EXERCISE PROMPT ->
Locate each line holding the string "this" and copy it.

GIVEN ENTRIES ->
--- START ---

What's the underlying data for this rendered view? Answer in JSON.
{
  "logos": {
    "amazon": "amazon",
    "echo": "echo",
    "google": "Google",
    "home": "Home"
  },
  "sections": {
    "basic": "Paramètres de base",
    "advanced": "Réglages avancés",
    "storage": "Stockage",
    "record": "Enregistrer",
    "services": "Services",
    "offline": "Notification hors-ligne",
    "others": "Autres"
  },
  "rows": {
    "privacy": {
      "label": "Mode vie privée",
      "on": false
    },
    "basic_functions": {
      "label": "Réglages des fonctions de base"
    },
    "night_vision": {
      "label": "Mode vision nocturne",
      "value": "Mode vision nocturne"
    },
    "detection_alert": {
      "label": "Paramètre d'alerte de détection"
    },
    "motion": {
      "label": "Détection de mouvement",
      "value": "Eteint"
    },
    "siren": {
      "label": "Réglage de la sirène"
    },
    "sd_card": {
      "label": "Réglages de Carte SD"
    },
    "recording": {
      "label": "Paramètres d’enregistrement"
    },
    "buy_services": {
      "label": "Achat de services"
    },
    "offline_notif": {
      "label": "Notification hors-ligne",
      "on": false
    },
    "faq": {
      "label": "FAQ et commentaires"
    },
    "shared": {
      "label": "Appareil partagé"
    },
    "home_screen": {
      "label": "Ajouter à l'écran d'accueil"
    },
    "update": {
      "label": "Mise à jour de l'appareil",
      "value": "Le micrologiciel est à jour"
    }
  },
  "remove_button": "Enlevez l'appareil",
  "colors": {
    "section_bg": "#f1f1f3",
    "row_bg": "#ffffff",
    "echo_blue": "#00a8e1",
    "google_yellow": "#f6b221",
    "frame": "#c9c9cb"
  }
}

--- END ---
--- START ---

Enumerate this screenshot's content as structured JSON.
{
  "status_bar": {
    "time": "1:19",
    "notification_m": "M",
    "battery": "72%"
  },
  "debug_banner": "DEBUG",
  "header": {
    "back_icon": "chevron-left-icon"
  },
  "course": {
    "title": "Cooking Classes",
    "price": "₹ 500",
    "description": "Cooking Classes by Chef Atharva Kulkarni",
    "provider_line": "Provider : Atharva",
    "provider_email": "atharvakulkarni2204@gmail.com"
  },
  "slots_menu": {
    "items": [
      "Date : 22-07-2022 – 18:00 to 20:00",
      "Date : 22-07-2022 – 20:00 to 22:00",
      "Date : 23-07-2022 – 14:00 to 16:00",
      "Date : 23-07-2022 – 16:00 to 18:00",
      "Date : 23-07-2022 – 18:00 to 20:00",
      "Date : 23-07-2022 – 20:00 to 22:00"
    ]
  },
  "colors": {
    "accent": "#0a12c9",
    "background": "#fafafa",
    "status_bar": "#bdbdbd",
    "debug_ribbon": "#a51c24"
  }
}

--- END ---

FINISHED EXERCISE ->
What's the underlying data for this rendered view? Answer in JSON.
Enumerate this screenshot's content as structured JSON.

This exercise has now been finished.